EXCERPTED RECORDS
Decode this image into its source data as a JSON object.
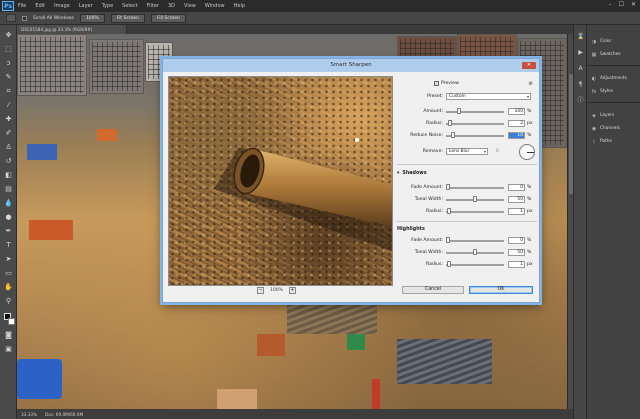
{
  "app": {
    "logo": "Ps"
  },
  "menu": [
    "File",
    "Edit",
    "Image",
    "Layer",
    "Type",
    "Select",
    "Filter",
    "3D",
    "View",
    "Window",
    "Help"
  ],
  "window_controls": [
    "–",
    "☐",
    "✕"
  ],
  "options": {
    "scroll_all": "Scroll All Windows",
    "btn1": "100%",
    "btn2": "Fit Screen",
    "btn3": "Fill Screen"
  },
  "document_tab": "DSC01584.jpg @ 33.3% (RGB/8#)",
  "status": {
    "zoom": "33.33%",
    "doc": "Doc: 69.0M/69.0M"
  },
  "panels": [
    {
      "label": "Color",
      "icon": "color-icon"
    },
    {
      "label": "Swatches",
      "icon": "swatches-icon"
    },
    {
      "label": "Adjustments",
      "icon": "adjustments-icon"
    },
    {
      "label": "Styles",
      "icon": "styles-icon"
    },
    {
      "label": "Layers",
      "icon": "layers-icon"
    },
    {
      "label": "Channels",
      "icon": "channels-icon"
    },
    {
      "label": "Paths",
      "icon": "paths-icon"
    }
  ],
  "dialog": {
    "title": "Smart Sharpen",
    "preview_label": "Preview",
    "preview_checked": true,
    "zoom": "100%",
    "preset_label": "Preset:",
    "preset_value": "Custom",
    "amount": {
      "label": "Amount:",
      "value": "100",
      "unit": "%",
      "level": 0.2
    },
    "radius": {
      "label": "Radius:",
      "value": "2",
      "unit": "px",
      "level": 0.03
    },
    "reduce_noise": {
      "label": "Reduce Noise:",
      "value": "10",
      "unit": "%",
      "level": 0.1
    },
    "remove_label": "Remove:",
    "remove_value": "Lens Blur",
    "angle_value": "0",
    "shadows": {
      "title": "Shadows",
      "fade": {
        "label": "Fade Amount:",
        "value": "0",
        "unit": "%",
        "level": 0.0
      },
      "tonal": {
        "label": "Tonal Width:",
        "value": "50",
        "unit": "%",
        "level": 0.5
      },
      "radius": {
        "label": "Radius:",
        "value": "1",
        "unit": "px",
        "level": 0.01
      }
    },
    "highlights": {
      "title": "Highlights",
      "fade": {
        "label": "Fade Amount:",
        "value": "0",
        "unit": "%",
        "level": 0.0
      },
      "tonal": {
        "label": "Tonal Width:",
        "value": "50",
        "unit": "%",
        "level": 0.5
      },
      "radius": {
        "label": "Radius:",
        "value": "1",
        "unit": "px",
        "level": 0.01
      }
    },
    "cancel_label": "Cancel",
    "ok_label": "OK"
  }
}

EXERCISE OBJECTIVE
Exclude the pictures and transcribe all of the entries exactly.

SOLUTION
Decode this image into its source data as a JSON object.
{
  "app": {
    "logo": "Ps"
  },
  "menu": [
    "File",
    "Edit",
    "Image",
    "Layer",
    "Type",
    "Select",
    "Filter",
    "3D",
    "View",
    "Window",
    "Help"
  ],
  "window_controls": [
    "–",
    "☐",
    "✕"
  ],
  "options": {
    "scroll_all": "Scroll All Windows",
    "btn1": "100%",
    "btn2": "Fit Screen",
    "btn3": "Fill Screen"
  },
  "document_tab": "DSC01584.jpg @ 33.3% (RGB/8#)",
  "status": {
    "zoom": "33.33%",
    "doc": "Doc: 69.0M/69.0M"
  },
  "panels": [
    {
      "label": "Color",
      "icon": "color-icon"
    },
    {
      "label": "Swatches",
      "icon": "swatches-icon"
    },
    {
      "label": "Adjustments",
      "icon": "adjustments-icon"
    },
    {
      "label": "Styles",
      "icon": "styles-icon"
    },
    {
      "label": "Layers",
      "icon": "layers-icon"
    },
    {
      "label": "Channels",
      "icon": "channels-icon"
    },
    {
      "label": "Paths",
      "icon": "paths-icon"
    }
  ],
  "dialog": {
    "title": "Smart Sharpen",
    "preview_label": "Preview",
    "preview_checked": true,
    "zoom": "100%",
    "preset_label": "Preset:",
    "preset_value": "Custom",
    "amount": {
      "label": "Amount:",
      "value": "100",
      "unit": "%",
      "level": 0.2
    },
    "radius": {
      "label": "Radius:",
      "value": "2",
      "unit": "px",
      "level": 0.03
    },
    "reduce_noise": {
      "label": "Reduce Noise:",
      "value": "10",
      "unit": "%",
      "level": 0.1
    },
    "remove_label": "Remove:",
    "remove_value": "Lens Blur",
    "angle_value": "0",
    "shadows": {
      "title": "Shadows",
      "fade": {
        "label": "Fade Amount:",
        "value": "0",
        "unit": "%",
        "level": 0.0
      },
      "tonal": {
        "label": "Tonal Width:",
        "value": "50",
        "unit": "%",
        "level": 0.5
      },
      "radius": {
        "label": "Radius:",
        "value": "1",
        "unit": "px",
        "level": 0.01
      }
    },
    "highlights": {
      "title": "Highlights",
      "fade": {
        "label": "Fade Amount:",
        "value": "0",
        "unit": "%",
        "level": 0.0
      },
      "tonal": {
        "label": "Tonal Width:",
        "value": "50",
        "unit": "%",
        "level": 0.5
      },
      "radius": {
        "label": "Radius:",
        "value": "1",
        "unit": "px",
        "level": 0.01
      }
    },
    "cancel_label": "Cancel",
    "ok_label": "OK"
  }
}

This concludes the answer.